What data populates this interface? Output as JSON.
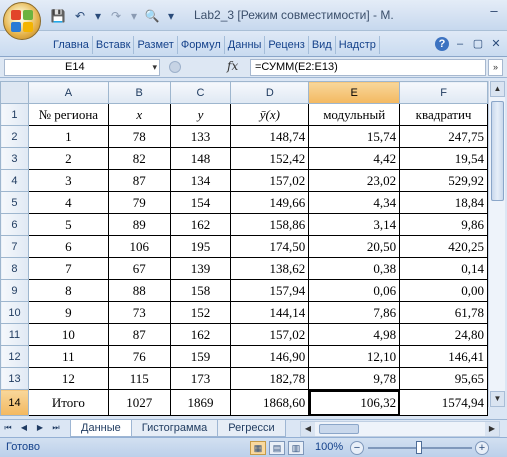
{
  "window": {
    "title": "Lab2_3  [Режим совместимости] - M.",
    "min_glyph": "–",
    "max_glyph": "▢",
    "close_glyph": "✕"
  },
  "quick_access": [
    {
      "name": "save-icon",
      "glyph": "💾"
    },
    {
      "name": "undo-icon",
      "glyph": "↶"
    },
    {
      "name": "undo-dropdown-icon",
      "glyph": "▾"
    },
    {
      "name": "redo-icon",
      "glyph": "↷"
    },
    {
      "name": "redo-dropdown-icon",
      "glyph": "▾"
    },
    {
      "name": "print-preview-icon",
      "glyph": "🔍"
    },
    {
      "name": "customize-qat-icon",
      "glyph": "▾"
    }
  ],
  "ribbon": {
    "tabs": [
      "Главна",
      "Вставк",
      "Размет",
      "Формул",
      "Данны",
      "Реценз",
      "Вид",
      "Надстр"
    ],
    "help_glyph": "?",
    "min_glyph": "–",
    "restore_glyph": "▢",
    "close_glyph": "✕"
  },
  "formula_bar": {
    "name_box": "E14",
    "fx_label": "fx",
    "formula": "=СУММ(E2:E13)",
    "dropdown_glyph": "▾",
    "expand_glyph": "»"
  },
  "sheet": {
    "columns": [
      "A",
      "B",
      "C",
      "D",
      "E",
      "F"
    ],
    "selected_column": "E",
    "selected_row": "14",
    "header_row": {
      "row_num": "1",
      "cells": [
        "№ региона",
        "x",
        "y",
        "ȳ(x)",
        "модульный",
        "квадратич"
      ]
    },
    "rows": [
      {
        "row_num": "2",
        "cells": [
          "1",
          "78",
          "133",
          "148,74",
          "15,74",
          "247,75"
        ]
      },
      {
        "row_num": "3",
        "cells": [
          "2",
          "82",
          "148",
          "152,42",
          "4,42",
          "19,54"
        ]
      },
      {
        "row_num": "4",
        "cells": [
          "3",
          "87",
          "134",
          "157,02",
          "23,02",
          "529,92"
        ]
      },
      {
        "row_num": "5",
        "cells": [
          "4",
          "79",
          "154",
          "149,66",
          "4,34",
          "18,84"
        ]
      },
      {
        "row_num": "6",
        "cells": [
          "5",
          "89",
          "162",
          "158,86",
          "3,14",
          "9,86"
        ]
      },
      {
        "row_num": "7",
        "cells": [
          "6",
          "106",
          "195",
          "174,50",
          "20,50",
          "420,25"
        ]
      },
      {
        "row_num": "8",
        "cells": [
          "7",
          "67",
          "139",
          "138,62",
          "0,38",
          "0,14"
        ]
      },
      {
        "row_num": "9",
        "cells": [
          "8",
          "88",
          "158",
          "157,94",
          "0,06",
          "0,00"
        ]
      },
      {
        "row_num": "10",
        "cells": [
          "9",
          "73",
          "152",
          "144,14",
          "7,86",
          "61,78"
        ]
      },
      {
        "row_num": "11",
        "cells": [
          "10",
          "87",
          "162",
          "157,02",
          "4,98",
          "24,80"
        ]
      },
      {
        "row_num": "12",
        "cells": [
          "11",
          "76",
          "159",
          "146,90",
          "12,10",
          "146,41"
        ]
      },
      {
        "row_num": "13",
        "cells": [
          "12",
          "115",
          "173",
          "182,78",
          "9,78",
          "95,65"
        ]
      }
    ],
    "total_row": {
      "row_num": "14",
      "cells": [
        "Итого",
        "1027",
        "1869",
        "1868,60",
        "106,32",
        "1574,94"
      ]
    }
  },
  "sheet_tabs": {
    "tabs": [
      "Данные",
      "Гистограмма",
      "Регресси"
    ],
    "active_index": 0,
    "nav": [
      "⏮",
      "◀",
      "▶",
      "⏭"
    ]
  },
  "status_bar": {
    "ready": "Готово",
    "zoom": "100%",
    "zoom_minus": "−",
    "zoom_plus": "+"
  },
  "colors": {
    "active_cell": "#fbd3a9",
    "selected_header": "#f3b860",
    "ribbon_bg": "#dbe6f4"
  }
}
---------------
▶ _EXERCISE OBJECTIVE_
Without the pictures, write out every entry precisely as it appears.

▶ _COMPLETE OUTPUT_
What data populates this interface? Output as JSON.
{
  "window": {
    "title": "Lab2_3  [Режим совместимости] - M.",
    "min_glyph": "–",
    "max_glyph": "▢",
    "close_glyph": "✕"
  },
  "quick_access": [
    {
      "name": "save-icon",
      "glyph": "💾"
    },
    {
      "name": "undo-icon",
      "glyph": "↶"
    },
    {
      "name": "undo-dropdown-icon",
      "glyph": "▾"
    },
    {
      "name": "redo-icon",
      "glyph": "↷"
    },
    {
      "name": "redo-dropdown-icon",
      "glyph": "▾"
    },
    {
      "name": "print-preview-icon",
      "glyph": "🔍"
    },
    {
      "name": "customize-qat-icon",
      "glyph": "▾"
    }
  ],
  "ribbon": {
    "tabs": [
      "Главна",
      "Вставк",
      "Размет",
      "Формул",
      "Данны",
      "Реценз",
      "Вид",
      "Надстр"
    ],
    "help_glyph": "?",
    "min_glyph": "–",
    "restore_glyph": "▢",
    "close_glyph": "✕"
  },
  "formula_bar": {
    "name_box": "E14",
    "fx_label": "fx",
    "formula": "=СУММ(E2:E13)",
    "dropdown_glyph": "▾",
    "expand_glyph": "»"
  },
  "sheet": {
    "columns": [
      "A",
      "B",
      "C",
      "D",
      "E",
      "F"
    ],
    "selected_column": "E",
    "selected_row": "14",
    "header_row": {
      "row_num": "1",
      "cells": [
        "№ региона",
        "x",
        "y",
        "ȳ(x)",
        "модульный",
        "квадратич"
      ]
    },
    "rows": [
      {
        "row_num": "2",
        "cells": [
          "1",
          "78",
          "133",
          "148,74",
          "15,74",
          "247,75"
        ]
      },
      {
        "row_num": "3",
        "cells": [
          "2",
          "82",
          "148",
          "152,42",
          "4,42",
          "19,54"
        ]
      },
      {
        "row_num": "4",
        "cells": [
          "3",
          "87",
          "134",
          "157,02",
          "23,02",
          "529,92"
        ]
      },
      {
        "row_num": "5",
        "cells": [
          "4",
          "79",
          "154",
          "149,66",
          "4,34",
          "18,84"
        ]
      },
      {
        "row_num": "6",
        "cells": [
          "5",
          "89",
          "162",
          "158,86",
          "3,14",
          "9,86"
        ]
      },
      {
        "row_num": "7",
        "cells": [
          "6",
          "106",
          "195",
          "174,50",
          "20,50",
          "420,25"
        ]
      },
      {
        "row_num": "8",
        "cells": [
          "7",
          "67",
          "139",
          "138,62",
          "0,38",
          "0,14"
        ]
      },
      {
        "row_num": "9",
        "cells": [
          "8",
          "88",
          "158",
          "157,94",
          "0,06",
          "0,00"
        ]
      },
      {
        "row_num": "10",
        "cells": [
          "9",
          "73",
          "152",
          "144,14",
          "7,86",
          "61,78"
        ]
      },
      {
        "row_num": "11",
        "cells": [
          "10",
          "87",
          "162",
          "157,02",
          "4,98",
          "24,80"
        ]
      },
      {
        "row_num": "12",
        "cells": [
          "11",
          "76",
          "159",
          "146,90",
          "12,10",
          "146,41"
        ]
      },
      {
        "row_num": "13",
        "cells": [
          "12",
          "115",
          "173",
          "182,78",
          "9,78",
          "95,65"
        ]
      }
    ],
    "total_row": {
      "row_num": "14",
      "cells": [
        "Итого",
        "1027",
        "1869",
        "1868,60",
        "106,32",
        "1574,94"
      ]
    }
  },
  "sheet_tabs": {
    "tabs": [
      "Данные",
      "Гистограмма",
      "Регресси"
    ],
    "active_index": 0,
    "nav": [
      "⏮",
      "◀",
      "▶",
      "⏭"
    ]
  },
  "status_bar": {
    "ready": "Готово",
    "zoom": "100%",
    "zoom_minus": "−",
    "zoom_plus": "+"
  },
  "colors": {
    "active_cell": "#fbd3a9",
    "selected_header": "#f3b860",
    "ribbon_bg": "#dbe6f4"
  }
}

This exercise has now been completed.